EXCERPTED TEXT
On 9/7/23 12:53, Peter Zijlstra wrote:
> On Thu, Sep 07, 2023 at 08:48:08AM +0100, Lukasz Luba wrote:
>
>>> Hehe. That's because they're not really periodic ;-)
>>
>> They are periodic in a sense, they wake up every 16ms, but sometimes
>> they have more work. It depends what is currently going in the game
>> and/or sometimes the data locality (might not be in cache).
>>
>> Although, that's for games, other workloads like youtube play or this
>> one 'Yahoo browser' (from your example) are more 'predictable' (after
>> the start up period). And I really like the potential energy saving
>> there :)
>
> So everything media is fundamentally periodic, you're hard tied to the
> framerate / audio-buffer size etc..

Raw records
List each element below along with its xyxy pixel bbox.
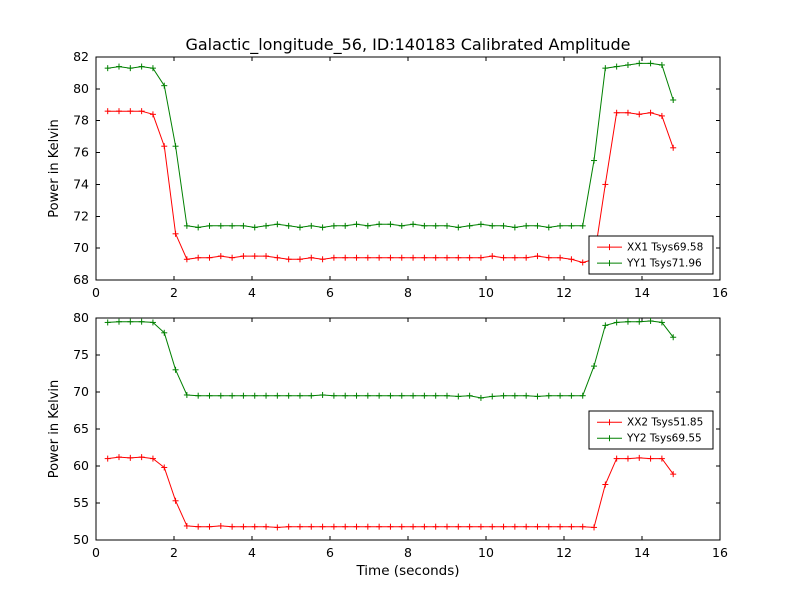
y-tick-label: 55: [73, 495, 89, 510]
y-tick-label: 50: [73, 532, 89, 547]
legend-box: [588, 410, 714, 450]
x-tick-label: 8: [404, 545, 412, 560]
legend-label: YY1 Tsys71.96: [626, 258, 702, 270]
x-tick-label: 12: [556, 285, 572, 300]
y-tick-label: 82: [73, 49, 89, 64]
x-tick-label: 16: [712, 545, 728, 560]
y-axis-label: Power in Kelvin: [47, 380, 62, 478]
x-tick-label: 8: [404, 285, 412, 300]
legend-box: [588, 235, 714, 275]
y-tick-label: 65: [73, 421, 89, 436]
x-tick-label: 14: [634, 545, 650, 560]
y-tick-label: 80: [73, 310, 89, 325]
figure-title: Galactic_longitude_56, ID:140183 Calibra…: [185, 35, 631, 54]
x-tick-label: 4: [248, 545, 256, 560]
series-line: [107, 110, 674, 264]
x-tick-label: 10: [478, 545, 494, 560]
x-tick-label: 2: [170, 545, 178, 560]
legend-label: YY2 Tsys69.55: [626, 433, 702, 445]
x-tick-label: 0: [92, 285, 100, 300]
x-tick-label: 4: [248, 285, 256, 300]
x-tick-label: 2: [170, 285, 178, 300]
series-line: [107, 62, 674, 228]
y-tick-label: 70: [73, 240, 89, 255]
y-tick-label: 75: [73, 347, 89, 362]
y-tick-label: 70: [73, 384, 89, 399]
x-tick-label: 6: [326, 285, 334, 300]
x-axis-label: Time (seconds): [356, 563, 460, 579]
x-tick-label: 12: [556, 545, 572, 560]
subplot-2: 0 2 4 6 8 10 12 14 16 50 55 60 65 70 75 80 Power in Kelv…: [47, 310, 728, 560]
y-tick-label: 60: [73, 458, 89, 473]
x-tick-label: 14: [634, 285, 650, 300]
x-tick-label: 6: [326, 545, 334, 560]
legend-label: XX2 Tsys51.85: [627, 417, 703, 429]
legend-label: XX1 Tsys69.58: [627, 242, 703, 254]
y-tick-label: 78: [73, 113, 89, 128]
y-tick-label: 72: [73, 208, 89, 223]
x-tick-label: 16: [712, 285, 728, 300]
x-tick-label: 10: [478, 285, 494, 300]
y-tick-label: 74: [73, 176, 89, 191]
y-axis-label: Power in Kelvin: [47, 119, 62, 217]
y-tick-label: 76: [73, 145, 89, 160]
series-line: [107, 320, 674, 399]
y-tick-label: 68: [73, 272, 89, 287]
series-line: [107, 456, 674, 528]
y-tick-label: 80: [73, 81, 89, 96]
x-tick-label: 0: [92, 545, 100, 560]
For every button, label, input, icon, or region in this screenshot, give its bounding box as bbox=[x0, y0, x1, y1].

EXERCISE INSTRUCTIONS
A: Please copy from the email exchange about periodic workloads the stretch from "On 9/7/23 12:53, Peter" through "really periodic ;-)".
B: Answer these questions from the email exchange about periodic workloads:
(i) How often do the games wake up?
(ii) Which two workloads are called more 'predictable'?
(iii) What does the reply say everything media is hard tied to?

OUTPUTS BY TASK
A:
On 9/7/23 12:53, Peter Zijlstra wrote:
> On Thu, Sep 07, 2023 at 08:48:08AM +0100, Lukasz Luba wrote:
>
>>> Hehe. That's because they're not really periodic ;-)

B:
(i) Every 16ms.
(ii) Youtube play and the 'Yahoo browser'.
(iii) The framerate / audio-buffer size etc.